■ Description of the task ■
All the data must come back unchanged, except that pictures are left out.

■ Recorded data ■
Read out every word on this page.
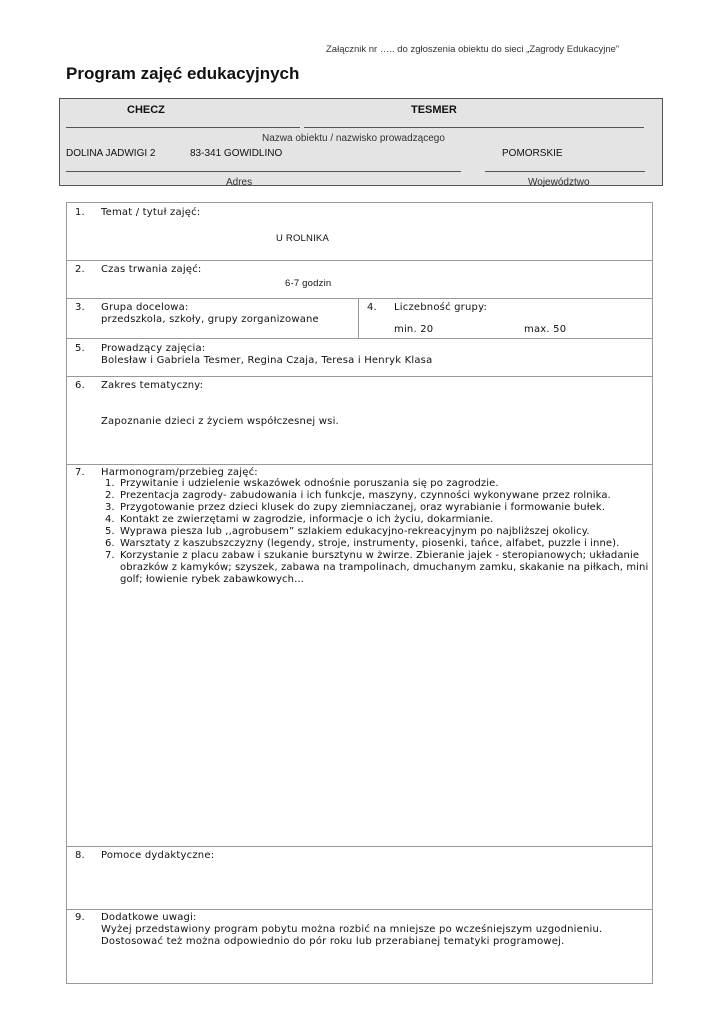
Załącznik nr ….. do zgłoszenia obiektu do sieci „Zagrody Edukacyjne”
Program zajęć edukacyjnych
CHECZ	TESMER
Nazwa obiektu / nazwisko prowadzącego
DOLINA JADWIGI 2	83-341 GOWIDLINO	POMORSKIE
Adres	Województwo
1. Temat / tytuł zajęć:
U ROLNIKA
2. Czas trwania zajęć:
6-7 godzin
3. Grupa docelowa:
przedszkola, szkoły, grupy zorganizowane
4. Liczebność grupy:
min. 20	max. 50
5. Prowadzący zajęcia:
Bolesław i Gabriela Tesmer, Regina Czaja, Teresa i Henryk Klasa
6. Zakres tematyczny:
Zapoznanie dzieci z życiem współczesnej wsi.
7. Harmonogram/przebieg zajęć:
1. Przywitanie i udzielenie wskazówek odnośnie poruszania się po zagrodzie.
2. Prezentacja zagrody- zabudowania i ich funkcje, maszyny, czynności wykonywane przez rolnika.
3. Przygotowanie przez dzieci klusek do zupy ziemniaczanej, oraz wyrabianie i formowanie bułek.
4. Kontakt ze zwierzętami w zagrodzie, informacje o ich życiu, dokarmianie.
5. Wyprawa piesza lub ,,agrobusem” szlakiem edukacyjno-rekreacyjnym po najbliższej okolicy.
6. Warsztaty z kaszubszczyzny (legendy, stroje, instrumenty, piosenki, tańce, alfabet, puzzle i inne).
7. Korzystanie z placu zabaw i szukanie bursztynu w żwirze. Zbieranie jajek - steropianowych; układanie obrazków z kamyków; szyszek, zabawa na trampolinach, dmuchanym zamku, skakanie na piłkach, mini golf; łowienie rybek zabawkowych…
8. Pomoce dydaktyczne:
9. Dodatkowe uwagi:
Wyżej przedstawiony program pobytu można rozbić na mniejsze po wcześniejszym uzgodnieniu.
Dostosować też można odpowiednio do pór roku lub przerabianej tematyki programowej.
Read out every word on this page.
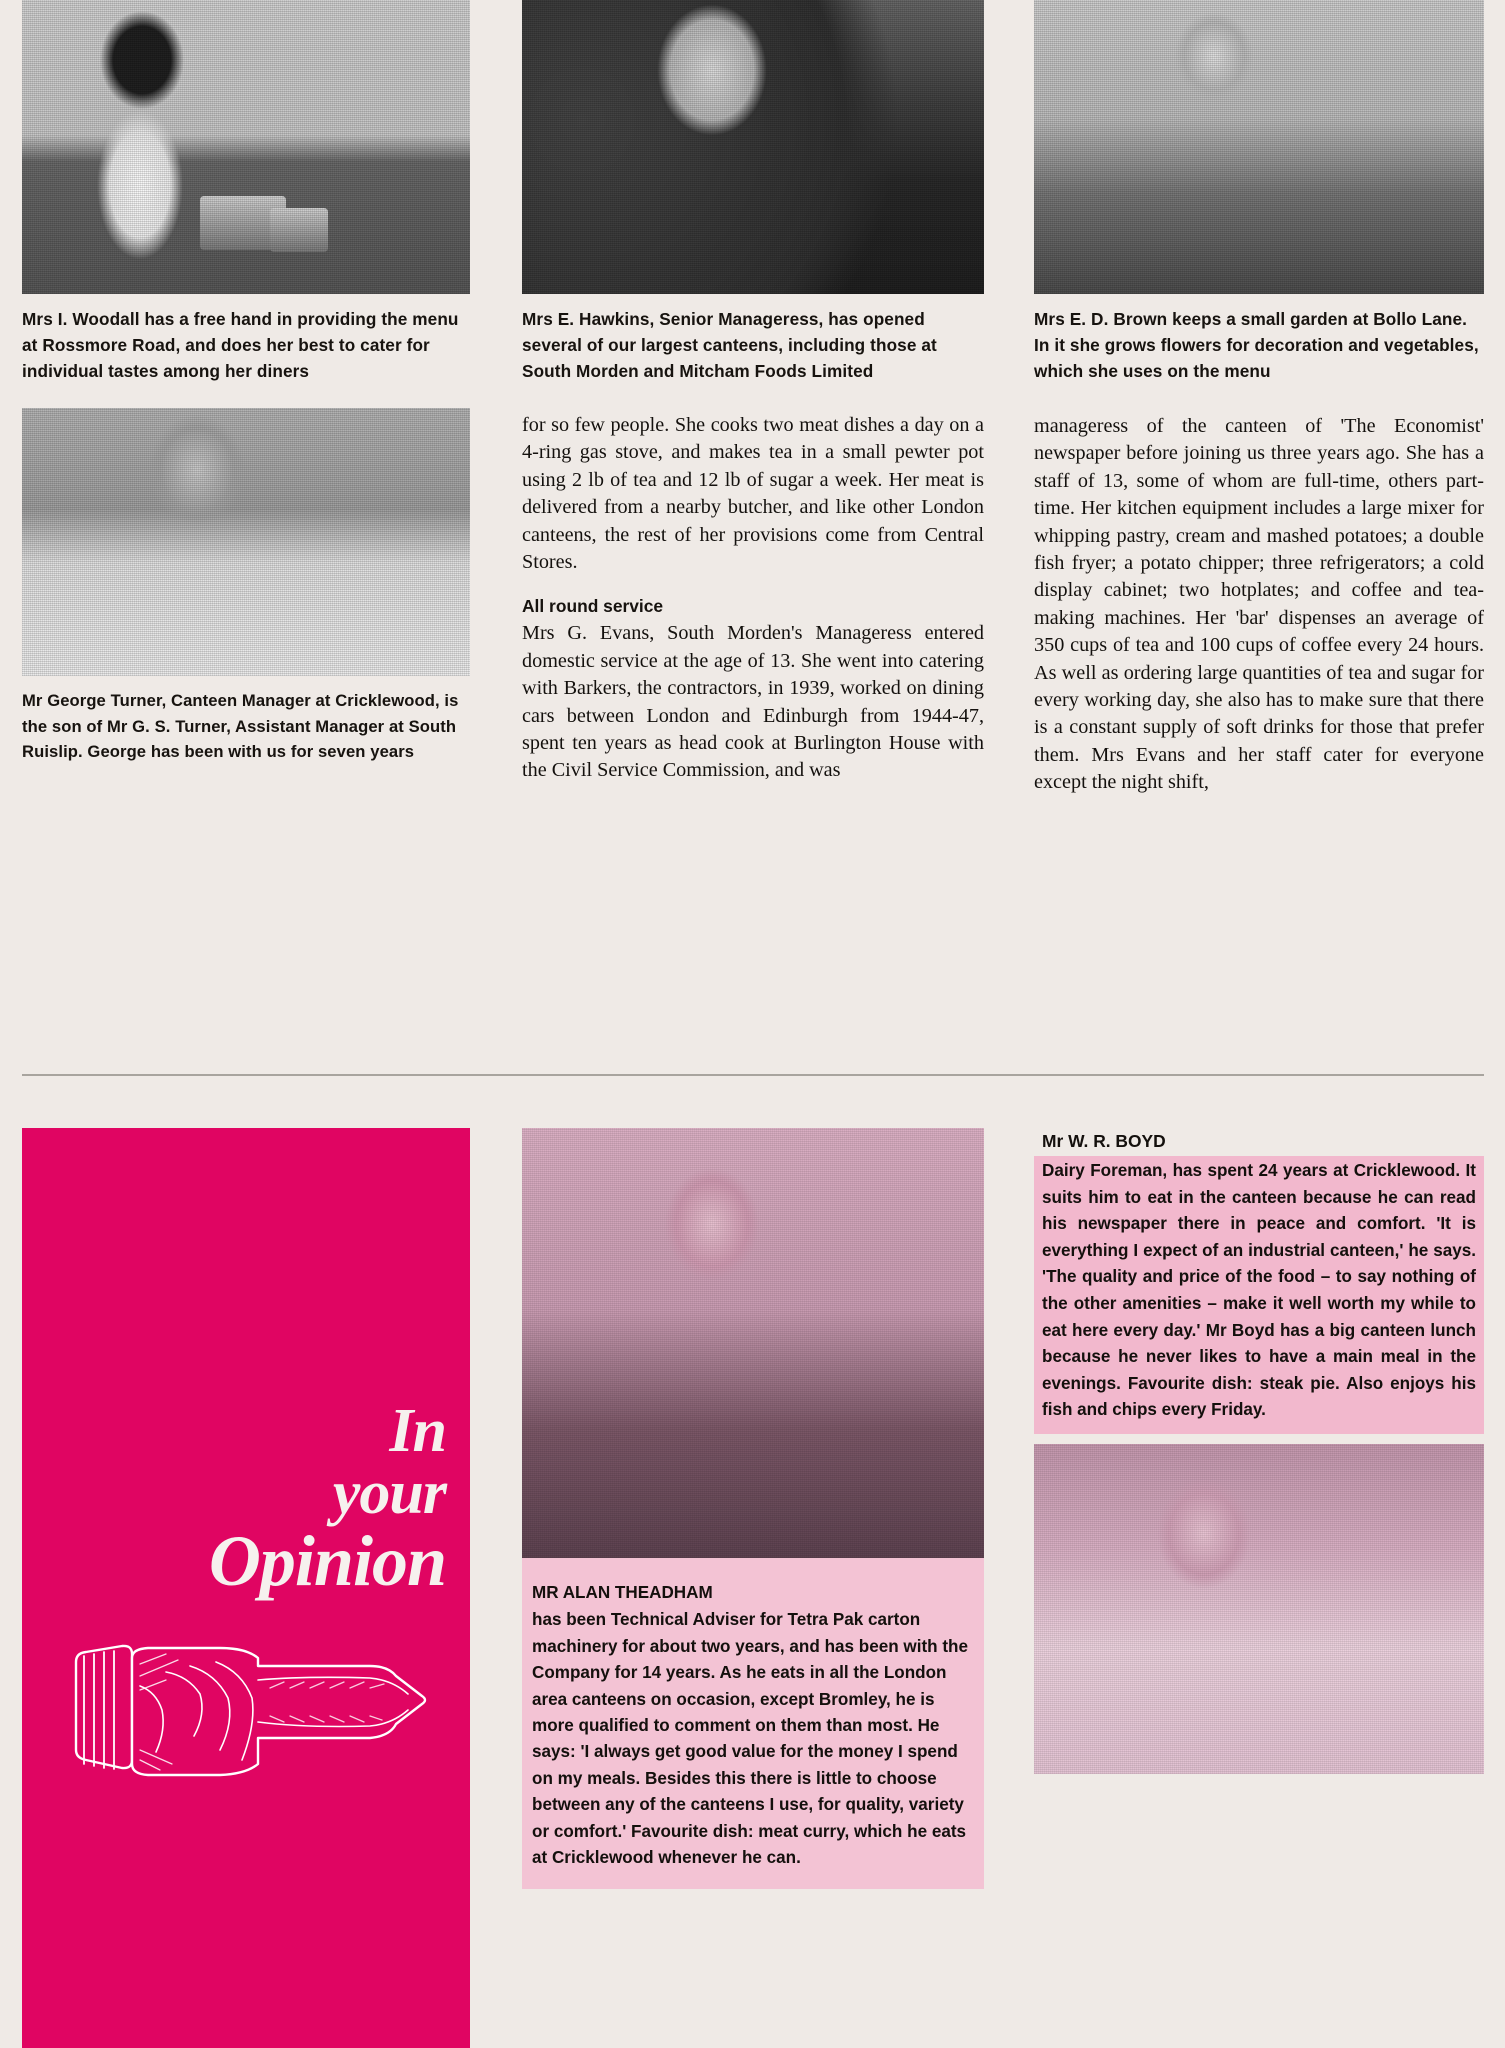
Mrs I. Woodall has a free hand in providing the menu at Rossmore Road, and does her best to cater for individual tastes among her diners
Mr George Turner, Canteen Manager at Cricklewood, is the son of Mr G. S. Turner, Assistant Manager at South Ruislip. George has been with us for seven years
Mrs E. Hawkins, Senior Manageress, has opened several of our largest canteens, including those at South Morden and Mitcham Foods Limited

for so few people. She cooks two meat dishes a day on a 4-ring gas stove, and makes tea in a small pewter pot using 2 lb of tea and 12 lb of sugar a week. Her meat is delivered from a nearby butcher, and like other London canteens, the rest of her provisions come from Central Stores.

All round service

Mrs G. Evans, South Morden's Manageress entered domestic service at the age of 13. She went into catering with Barkers, the contractors, in 1939, worked on dining cars between London and Edinburgh from 1944-47, spent ten years as head cook at Burlington House with the Civil Service Commission, and was

Mrs E. D. Brown keeps a small garden at Bollo Lane. In it she grows flowers for decoration and vegetables, which she uses on the menu

manageress of the canteen of 'The Economist' newspaper before joining us three years ago. She has a staff of 13, some of whom are full-time, others part-time. Her kitchen equipment includes a large mixer for whipping pastry, cream and mashed potatoes; a double fish fryer; a potato chipper; three refrigerators; a cold display cabinet; two hotplates; and coffee and tea-making machines. Her 'bar' dispenses an average of 350 cups of tea and 100 cups of coffee every 24 hours. As well as ordering large quantities of tea and sugar for every working day, she also has to make sure that there is a constant supply of soft drinks for those that prefer them. Mrs Evans and her staff cater for everyone except the night shift,

In
your
Opinion	MR ALAN THEADHAM
has been Technical Adviser for Tetra Pak carton machinery for about two years, and has been with the Company for 14 years. As he eats in all the London area canteens on occasion, except Bromley, he is more qualified to comment on them than most. He says: 'I always get good value for the money I spend on my meals. Besides this there is little to choose between any of the canteens I use, for quality, variety or comfort.' Favourite dish: meat curry, which he eats at Cricklewood whenever he can.
Mr W. R. BOYD
Dairy Foreman, has spent 24 years at Cricklewood. It suits him to eat in the canteen because he can read his newspaper there in peace and comfort. 'It is everything I expect of an industrial canteen,' he says. 'The quality and price of the food – to say nothing of the other amenities – make it well worth my while to eat here every day.' Mr Boyd has a big canteen lunch because he never likes to have a main meal in the evenings. Favourite dish: steak pie. Also enjoys his fish and chips every Friday.
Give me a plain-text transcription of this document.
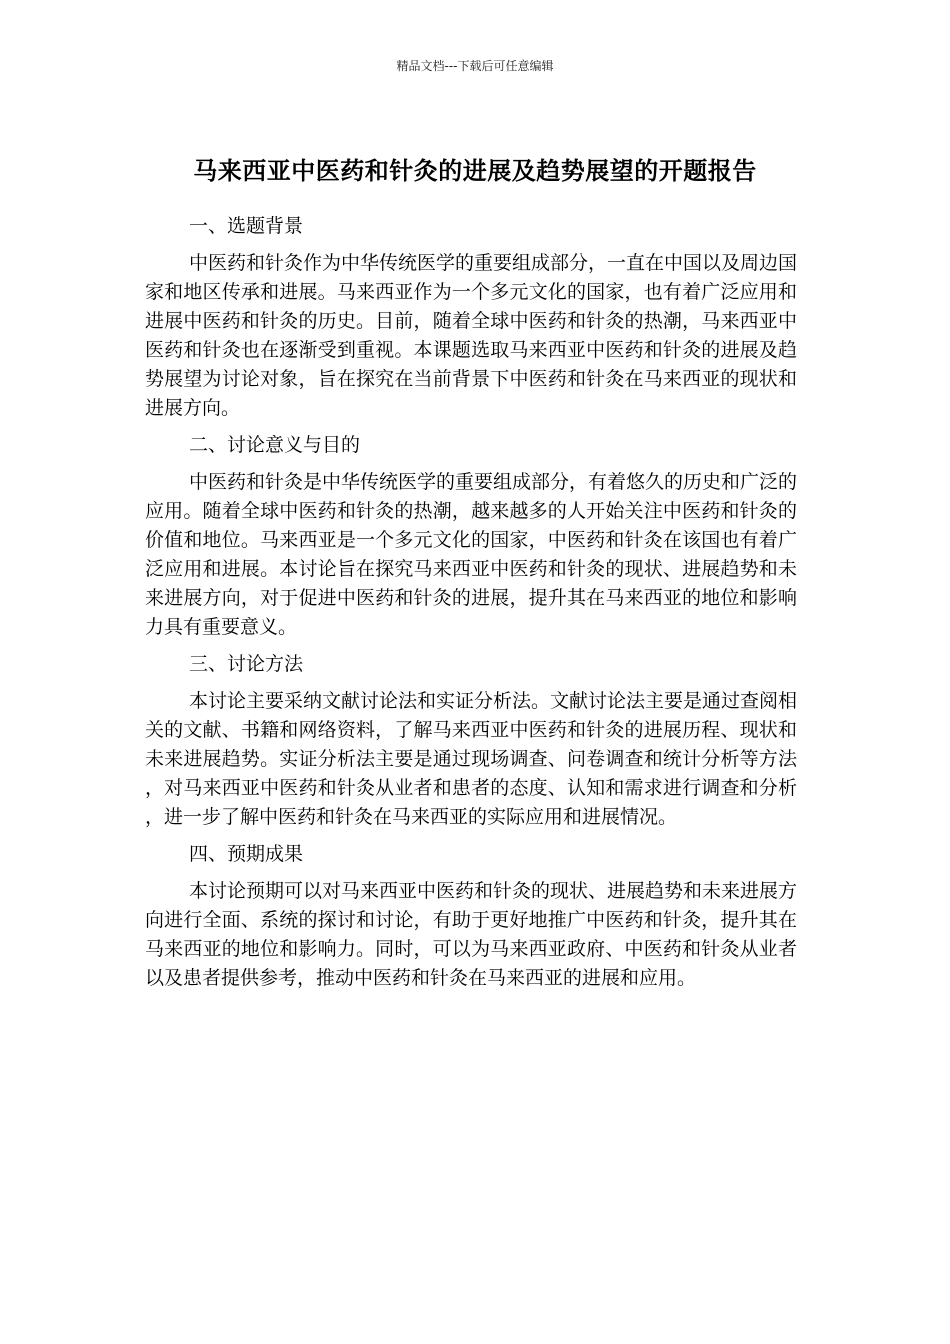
精品文档---下载后可任意编辑
马来西亚中医药和针灸的进展及趋势展望的开题报告
一、选题背景

中医药和针灸作为中华传统医学的重要组成部分，一直在中国以及周边国家和地区传承和进展。马来西亚作为一个多元文化的国家，也有着广泛应用和进展中医药和针灸的历史。目前，随着全球中医药和针灸的热潮，马来西亚中医药和针灸也在逐渐受到重视。本课题选取马来西亚中医药和针灸的进展及趋势展望为讨论对象，旨在探究在当前背景下中医药和针灸在马来西亚的现状和进展方向。

二、讨论意义与目的

中医药和针灸是中华传统医学的重要组成部分，有着悠久的历史和广泛的应用。随着全球中医药和针灸的热潮，越来越多的人开始关注中医药和针灸的价值和地位。马来西亚是一个多元文化的国家，中医药和针灸在该国也有着广泛应用和进展。本讨论旨在探究马来西亚中医药和针灸的现状、进展趋势和未来进展方向，对于促进中医药和针灸的进展，提升其在马来西亚的地位和影响力具有重要意义。

三、讨论方法

本讨论主要采纳文献讨论法和实证分析法。文献讨论法主要是通过查阅相关的文献、书籍和网络资料，了解马来西亚中医药和针灸的进展历程、现状和未来进展趋势。实证分析法主要是通过现场调查、问卷调查和统计分析等方法，对马来西亚中医药和针灸从业者和患者的态度、认知和需求进行调查和分析，进一步了解中医药和针灸在马来西亚的实际应用和进展情况。

四、预期成果

本讨论预期可以对马来西亚中医药和针灸的现状、进展趋势和未来进展方向进行全面、系统的探讨和讨论，有助于更好地推广中医药和针灸，提升其在马来西亚的地位和影响力。同时，可以为马来西亚政府、中医药和针灸从业者以及患者提供参考，推动中医药和针灸在马来西亚的进展和应用。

■ Answer to this task ■
Read out every word on this page.
Załącznik nr ….. do zgłoszenia obiektu do sieci „Zagrody Edukacyjne”
Program zajęć edukacyjnych
CHECZ	TESMER
Nazwa obiektu / nazwisko prowadzącego
DOLINA JADWIGI 2	83-341 GOWIDLINO	POMORSKIE
Adres	Województwo
1. Temat / tytuł zajęć:
U ROLNIKA
2. Czas trwania zajęć:
6-7 godzin
3. Grupa docelowa:
przedszkola, szkoły, grupy zorganizowane
4. Liczebność grupy:
min. 20	max. 50
5. Prowadzący zajęcia:
Bolesław i Gabriela Tesmer, Regina Czaja, Teresa i Henryk Klasa
6. Zakres tematyczny:
Zapoznanie dzieci z życiem współczesnej wsi.
7. Harmonogram/przebieg zajęć:
1. Przywitanie i udzielenie wskazówek odnośnie poruszania się po zagrodzie.
2. Prezentacja zagrody- zabudowania i ich funkcje, maszyny, czynności wykonywane przez rolnika.
3. Przygotowanie przez dzieci klusek do zupy ziemniaczanej, oraz wyrabianie i formowanie bułek.
4. Kontakt ze zwierzętami w zagrodzie, informacje o ich życiu, dokarmianie.
5. Wyprawa piesza lub ,,agrobusem” szlakiem edukacyjno-rekreacyjnym po najbliższej okolicy.
6. Warsztaty z kaszubszczyzny (legendy, stroje, instrumenty, piosenki, tańce, alfabet, puzzle i inne).
7. Korzystanie z placu zabaw i szukanie bursztynu w żwirze. Zbieranie jajek - steropianowych; układanie obrazków z kamyków; szyszek, zabawa na trampolinach, dmuchanym zamku, skakanie na piłkach, mini golf; łowienie rybek zabawkowych…
8. Pomoce dydaktyczne:
9. Dodatkowe uwagi:
Wyżej przedstawiony program pobytu można rozbić na mniejsze po wcześniejszym uzgodnieniu.
Dostosować też można odpowiednio do pór roku lub przerabianej tematyki programowej.
Read out every word on this page.
Mrs I. Woodall has a free hand in providing the menu at Rossmore Road, and does her best to cater for individual tastes among her diners
Mr George Turner, Canteen Manager at Cricklewood, is the son of Mr G. S. Turner, Assistant Manager at South Ruislip. George has been with us for seven years
Mrs E. Hawkins, Senior Manageress, has opened several of our largest canteens, including those at South Morden and Mitcham Foods Limited

for so few people. She cooks two meat dishes a day on a 4-ring gas stove, and makes tea in a small pewter pot using 2 lb of tea and 12 lb of sugar a week. Her meat is delivered from a nearby butcher, and like other London canteens, the rest of her provisions come from Central Stores.

All round service

Mrs G. Evans, South Morden's Manageress entered domestic service at the age of 13. She went into catering with Barkers, the contractors, in 1939, worked on dining cars between London and Edinburgh from 1944-47, spent ten years as head cook at Burlington House with the Civil Service Commission, and was

Mrs E. D. Brown keeps a small garden at Bollo Lane. In it she grows flowers for decoration and vegetables, which she uses on the menu

manageress of the canteen of 'The Economist' newspaper before joining us three years ago. She has a staff of 13, some of whom are full-time, others part-time. Her kitchen equipment includes a large mixer for whipping pastry, cream and mashed potatoes; a double fish fryer; a potato chipper; three refrigerators; a cold display cabinet; two hotplates; and coffee and tea-making machines. Her 'bar' dispenses an average of 350 cups of tea and 100 cups of coffee every 24 hours. As well as ordering large quantities of tea and sugar for every working day, she also has to make sure that there is a constant supply of soft drinks for those that prefer them. Mrs Evans and her staff cater for everyone except the night shift,

In
your
Opinion	MR ALAN THEADHAM
has been Technical Adviser for Tetra Pak carton machinery for about two years, and has been with the Company for 14 years. As he eats in all the London area canteens on occasion, except Bromley, he is more qualified to comment on them than most. He says: 'I always get good value for the money I spend on my meals. Besides this there is little to choose between any of the canteens I use, for quality, variety or comfort.' Favourite dish: meat curry, which he eats at Cricklewood whenever he can.
Mr W. R. BOYD
Dairy Foreman, has spent 24 years at Cricklewood. It suits him to eat in the canteen because he can read his newspaper there in peace and comfort. 'It is everything I expect of an industrial canteen,' he says. 'The quality and price of the food – to say nothing of the other amenities – make it well worth my while to eat here every day.' Mr Boyd has a big canteen lunch because he never likes to have a main meal in the evenings. Favourite dish: steak pie. Also enjoys his fish and chips every Friday.
Give me a plain-text transcription of this document.
精品文档---下载后可任意编辑
马来西亚中医药和针灸的进展及趋势展望的开题报告
一、选题背景

中医药和针灸作为中华传统医学的重要组成部分，一直在中国以及周边国家和地区传承和进展。马来西亚作为一个多元文化的国家，也有着广泛应用和进展中医药和针灸的历史。目前，随着全球中医药和针灸的热潮，马来西亚中医药和针灸也在逐渐受到重视。本课题选取马来西亚中医药和针灸的进展及趋势展望为讨论对象，旨在探究在当前背景下中医药和针灸在马来西亚的现状和进展方向。

二、讨论意义与目的

中医药和针灸是中华传统医学的重要组成部分，有着悠久的历史和广泛的应用。随着全球中医药和针灸的热潮，越来越多的人开始关注中医药和针灸的价值和地位。马来西亚是一个多元文化的国家，中医药和针灸在该国也有着广泛应用和进展。本讨论旨在探究马来西亚中医药和针灸的现状、进展趋势和未来进展方向，对于促进中医药和针灸的进展，提升其在马来西亚的地位和影响力具有重要意义。

三、讨论方法

本讨论主要采纳文献讨论法和实证分析法。文献讨论法主要是通过查阅相关的文献、书籍和网络资料，了解马来西亚中医药和针灸的进展历程、现状和未来进展趋势。实证分析法主要是通过现场调查、问卷调查和统计分析等方法，对马来西亚中医药和针灸从业者和患者的态度、认知和需求进行调查和分析，进一步了解中医药和针灸在马来西亚的实际应用和进展情况。

四、预期成果

本讨论预期可以对马来西亚中医药和针灸的现状、进展趋势和未来进展方向进行全面、系统的探讨和讨论，有助于更好地推广中医药和针灸，提升其在马来西亚的地位和影响力。同时，可以为马来西亚政府、中医药和针灸从业者以及患者提供参考，推动中医药和针灸在马来西亚的进展和应用。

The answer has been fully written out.